MATERIAL:
______________________________

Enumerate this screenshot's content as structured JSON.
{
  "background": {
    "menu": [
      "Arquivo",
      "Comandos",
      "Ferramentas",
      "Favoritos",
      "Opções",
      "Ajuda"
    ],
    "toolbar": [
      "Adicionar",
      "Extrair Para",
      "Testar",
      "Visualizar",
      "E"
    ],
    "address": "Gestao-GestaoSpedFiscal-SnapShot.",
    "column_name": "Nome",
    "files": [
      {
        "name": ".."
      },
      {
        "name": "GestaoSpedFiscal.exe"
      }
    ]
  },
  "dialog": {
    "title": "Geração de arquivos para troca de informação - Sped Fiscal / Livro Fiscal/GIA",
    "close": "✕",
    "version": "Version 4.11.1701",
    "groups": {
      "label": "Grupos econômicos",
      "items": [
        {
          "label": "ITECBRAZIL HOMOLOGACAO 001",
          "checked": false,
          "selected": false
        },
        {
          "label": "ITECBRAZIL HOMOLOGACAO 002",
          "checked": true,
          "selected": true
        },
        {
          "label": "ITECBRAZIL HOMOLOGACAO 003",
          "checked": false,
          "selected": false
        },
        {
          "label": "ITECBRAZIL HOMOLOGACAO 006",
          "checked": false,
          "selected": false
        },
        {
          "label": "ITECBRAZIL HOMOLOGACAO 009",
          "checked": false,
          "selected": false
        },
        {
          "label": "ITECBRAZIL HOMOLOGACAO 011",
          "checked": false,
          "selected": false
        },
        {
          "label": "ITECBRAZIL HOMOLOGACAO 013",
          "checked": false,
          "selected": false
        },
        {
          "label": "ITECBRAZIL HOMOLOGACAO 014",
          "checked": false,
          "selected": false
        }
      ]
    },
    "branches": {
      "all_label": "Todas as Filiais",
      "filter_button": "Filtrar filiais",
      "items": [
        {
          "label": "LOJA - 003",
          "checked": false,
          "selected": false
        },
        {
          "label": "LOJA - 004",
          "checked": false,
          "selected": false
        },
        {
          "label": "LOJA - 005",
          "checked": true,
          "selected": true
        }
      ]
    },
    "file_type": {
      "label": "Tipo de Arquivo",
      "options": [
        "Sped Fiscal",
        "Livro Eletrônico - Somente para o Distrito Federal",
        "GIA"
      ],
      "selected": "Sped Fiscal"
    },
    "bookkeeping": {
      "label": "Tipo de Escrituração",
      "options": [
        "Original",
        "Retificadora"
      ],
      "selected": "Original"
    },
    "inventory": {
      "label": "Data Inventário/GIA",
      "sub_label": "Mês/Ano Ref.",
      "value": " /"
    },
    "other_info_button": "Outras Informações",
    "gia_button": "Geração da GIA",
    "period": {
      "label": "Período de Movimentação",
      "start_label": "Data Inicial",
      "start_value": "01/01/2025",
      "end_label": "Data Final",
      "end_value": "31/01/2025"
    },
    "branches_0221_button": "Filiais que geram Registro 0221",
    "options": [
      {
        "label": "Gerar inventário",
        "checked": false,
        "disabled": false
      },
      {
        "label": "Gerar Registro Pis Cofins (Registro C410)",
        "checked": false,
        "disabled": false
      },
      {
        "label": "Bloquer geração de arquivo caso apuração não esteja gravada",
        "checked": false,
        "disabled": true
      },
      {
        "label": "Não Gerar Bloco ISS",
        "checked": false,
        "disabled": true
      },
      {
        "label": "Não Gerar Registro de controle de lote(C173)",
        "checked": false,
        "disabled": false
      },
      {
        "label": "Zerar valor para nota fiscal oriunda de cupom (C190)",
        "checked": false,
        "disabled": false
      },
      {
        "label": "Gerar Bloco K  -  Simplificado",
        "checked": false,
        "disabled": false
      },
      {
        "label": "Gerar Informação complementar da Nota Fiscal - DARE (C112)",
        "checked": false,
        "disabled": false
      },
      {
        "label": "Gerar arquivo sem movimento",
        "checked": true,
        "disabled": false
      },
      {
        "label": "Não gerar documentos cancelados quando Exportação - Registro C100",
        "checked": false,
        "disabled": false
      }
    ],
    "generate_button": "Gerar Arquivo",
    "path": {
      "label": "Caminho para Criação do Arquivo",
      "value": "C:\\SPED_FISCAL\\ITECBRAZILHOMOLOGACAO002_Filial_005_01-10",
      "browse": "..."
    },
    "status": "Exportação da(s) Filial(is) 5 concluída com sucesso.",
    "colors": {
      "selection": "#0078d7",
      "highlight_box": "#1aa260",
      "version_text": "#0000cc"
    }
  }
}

______________________________

EXERCISE DIRECTIONS:
Find how many lines of the material carry the string "Bloco". Only the number should be in the answer.

TASK SOLUTION:
2